═════ DATA SUPPLIED ═════

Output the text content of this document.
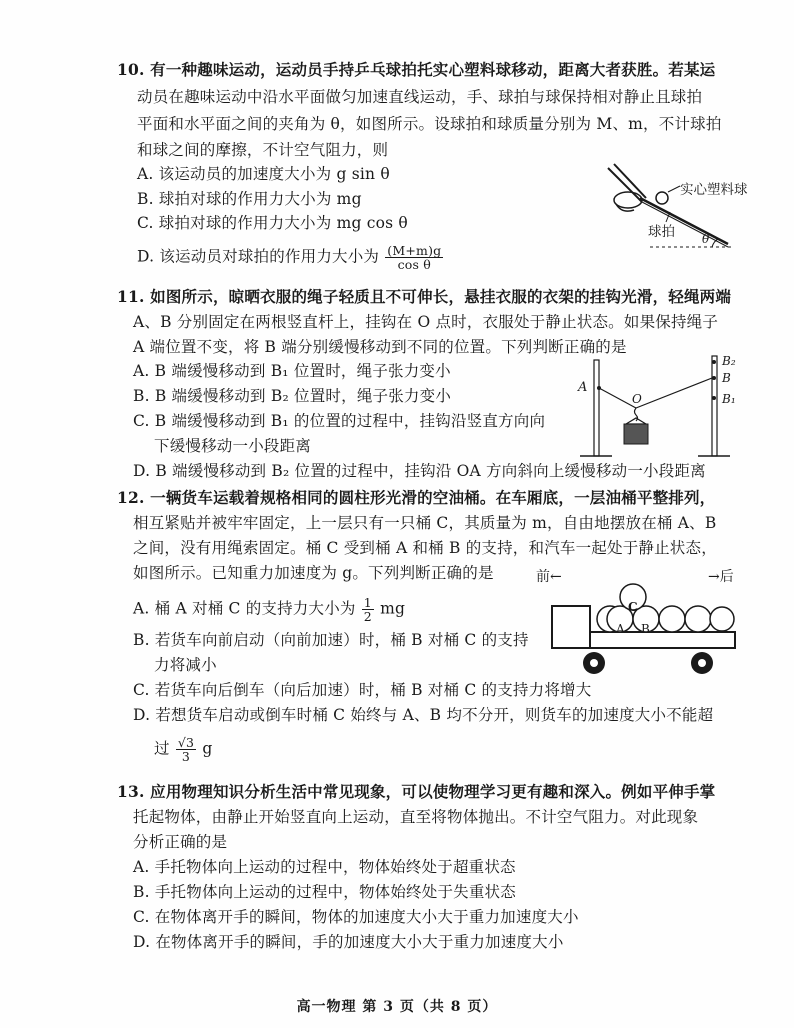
10. 有一种趣味运动，运动员手持乒乓球拍托实心塑料球移动，距离大者获胜。若某运
动员在趣味运动中沿水平面做匀加速直线运动，手、球拍与球保持相对静止且球拍
平面和水平面之间的夹角为 θ，如图所示。设球拍和球质量分别为 M、m，不计球拍
和球之间的摩擦，不计空气阻力，则
A. 该运动员的加速度大小为 g sin θ
B. 球拍对球的作用力大小为 mg
C. 球拍对球的作用力大小为 mg cos θ
D. 该运动员对球拍的作用力大小为 $\frac{(M+m)g}{\text{cos θ}}$
实心塑料球
球拍 θ
11. 如图所示，晾晒衣服的绳子轻质且不可伸长，悬挂衣服的衣架的挂钩光滑，轻绳两端
A、B 分别固定在两根竖直杆上，挂钩在 O 点时，衣服处于静止状态。如果保持绳子
A 端位置不变，将 B 端分别缓慢移动到不同的位置。下列判断正确的是
A. B 端缓慢移动到 B₁ 位置时，绳子张力变小
B. B 端缓慢移动到 B₂ 位置时，绳子张力变小
C. B 端缓慢移动到 B₁ 的位置的过程中，挂钩沿竖直方向向
下缓慢移动一小段距离
D. B 端缓慢移动到 B₂ 位置的过程中，挂钩沿 OA 方向斜向上缓慢移动一小段距离
A
O
B₂
B
B₁
12. 一辆货车运载着规格相同的圆柱形光滑的空油桶。在车厢底，一层油桶平整排列，
相互紧贴并被牢牢固定，上一层只有一只桶 C，其质量为 m，自由地摆放在桶 A、B
之间，没有用绳索固定。桶 C 受到桶 A 和桶 B 的支持，和汽车一起处于静止状态，
如图所示。已知重力加速度为 g。下列判断正确的是
A. 桶 A 对桶 C 的支持力大小为 $\frac{1}{2}$ mg
B. 若货车向前启动（向前加速）时，桶 B 对桶 C 的支持
力将减小
C. 若货车向后倒车（向后加速）时，桶 B 对桶 C 的支持力将增大
D. 若想货车启动或倒车时桶 C 始终与 A、B 均不分开，则货车的加速度大小不能超
过 $\frac{√3}{3}$ g
前←	→后
A B
C
13. 应用物理知识分析生活中常见现象，可以使物理学习更有趣和深入。例如平伸手掌
托起物体，由静止开始竖直向上运动，直至将物体抛出。不计空气阻力。对此现象
分析正确的是
A. 手托物体向上运动的过程中，物体始终处于超重状态
B. 手托物体向上运动的过程中，物体始终处于失重状态
C. 在物体离开手的瞬间，物体的加速度大小大于重力加速度大小
D. 在物体离开手的瞬间，手的加速度大小大于重力加速度大小
高一物理 第 3 页（共 8 页）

═════

Search the data above for the string "球拍对球的作用力大小为" and copy each line that has it.

#### EXPECTED ANSWER:
B. 球拍对球的作用力大小为 mg
C. 球拍对球的作用力大小为 mg cos θ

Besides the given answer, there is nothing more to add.